▸ EXTRACTED DATA:
## Start

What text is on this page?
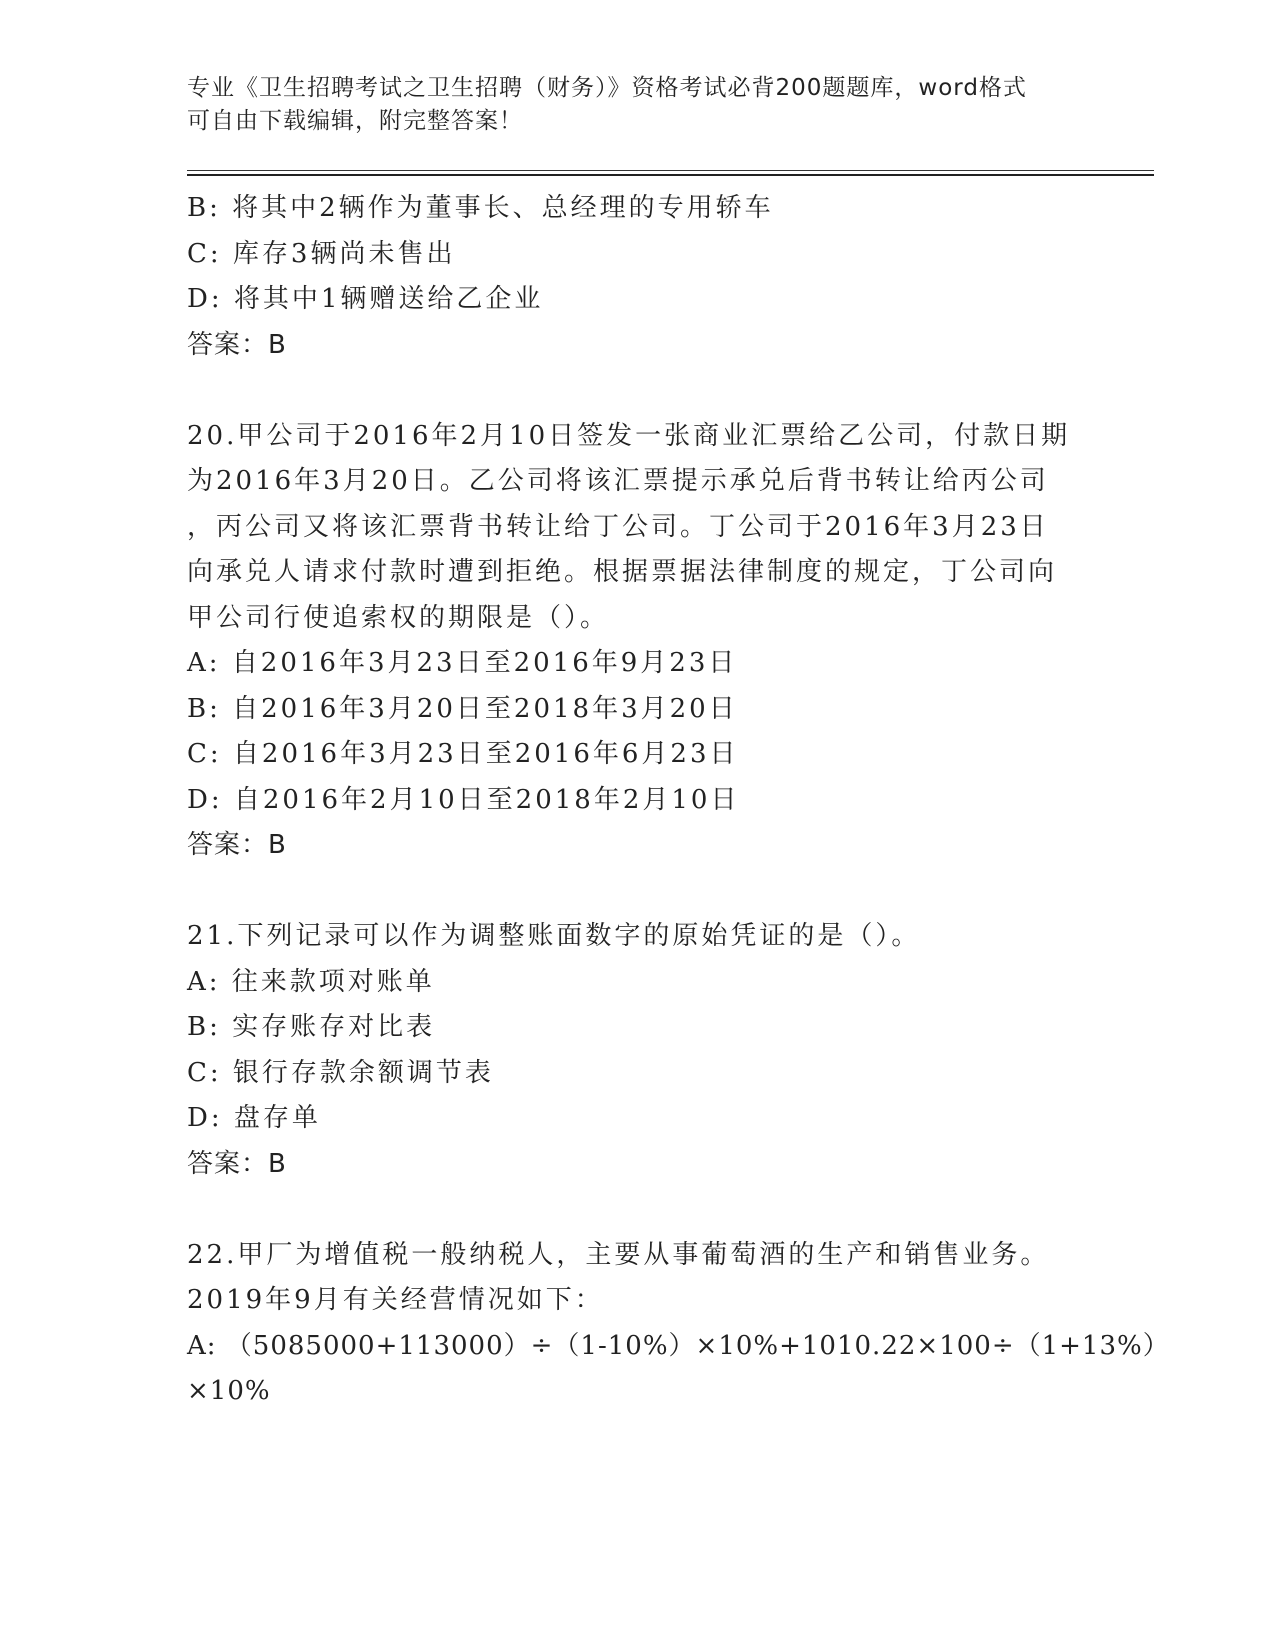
专业《卫生招聘考试之卫生招聘（财务）》资格考试必背200题题库，word格式
可自由下载编辑，附完整答案！
B: 将其中2辆作为董事长、总经理的专用轿车
C: 库存3辆尚未售出
D: 将其中1辆赠送给乙企业
答案：B
20.甲公司于2016年2月10日签发一张商业汇票给乙公司，付款日期
为2016年3月20日。乙公司将该汇票提示承兑后背书转让给丙公司
，丙公司又将该汇票背书转让给丁公司。丁公司于2016年3月23日
向承兑人请求付款时遭到拒绝。根据票据法律制度的规定，丁公司向
甲公司行使追索权的期限是（）。
A: 自2016年3月23日至2016年9月23日
B: 自2016年3月20日至2018年3月20日
C: 自2016年3月23日至2016年6月23日
D: 自2016年2月10日至2018年2月10日
答案：B
21.下列记录可以作为调整账面数字的原始凭证的是（）。
A: 往来款项对账单
B: 实存账存对比表
C: 银行存款余额调节表
D: 盘存单
答案：B
22.甲厂为增值税一般纳税人，主要从事葡萄酒的生产和销售业务。
2019年9月有关经营情况如下：
A: （5085000+113000）÷（1-10%）×10%+1010.22×100÷（1+13%）
×10%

## End

▸ YOUR OBJECTIVE: Each line of the data is to be duplicated exactly; pictures stay out of the copy.

▸ RESULT:
What text is on this page?
专业《卫生招聘考试之卫生招聘（财务）》资格考试必背200题题库，word格式
可自由下载编辑，附完整答案！
B: 将其中2辆作为董事长、总经理的专用轿车
C: 库存3辆尚未售出
D: 将其中1辆赠送给乙企业
答案：B
20.甲公司于2016年2月10日签发一张商业汇票给乙公司，付款日期
为2016年3月20日。乙公司将该汇票提示承兑后背书转让给丙公司
，丙公司又将该汇票背书转让给丁公司。丁公司于2016年3月23日
向承兑人请求付款时遭到拒绝。根据票据法律制度的规定，丁公司向
甲公司行使追索权的期限是（）。
A: 自2016年3月23日至2016年9月23日
B: 自2016年3月20日至2018年3月20日
C: 自2016年3月23日至2016年6月23日
D: 自2016年2月10日至2018年2月10日
答案：B
21.下列记录可以作为调整账面数字的原始凭证的是（）。
A: 往来款项对账单
B: 实存账存对比表
C: 银行存款余额调节表
D: 盘存单
答案：B
22.甲厂为增值税一般纳税人，主要从事葡萄酒的生产和销售业务。
2019年9月有关经营情况如下：
A: （5085000+113000）÷（1-10%）×10%+1010.22×100÷（1+13%）
×10%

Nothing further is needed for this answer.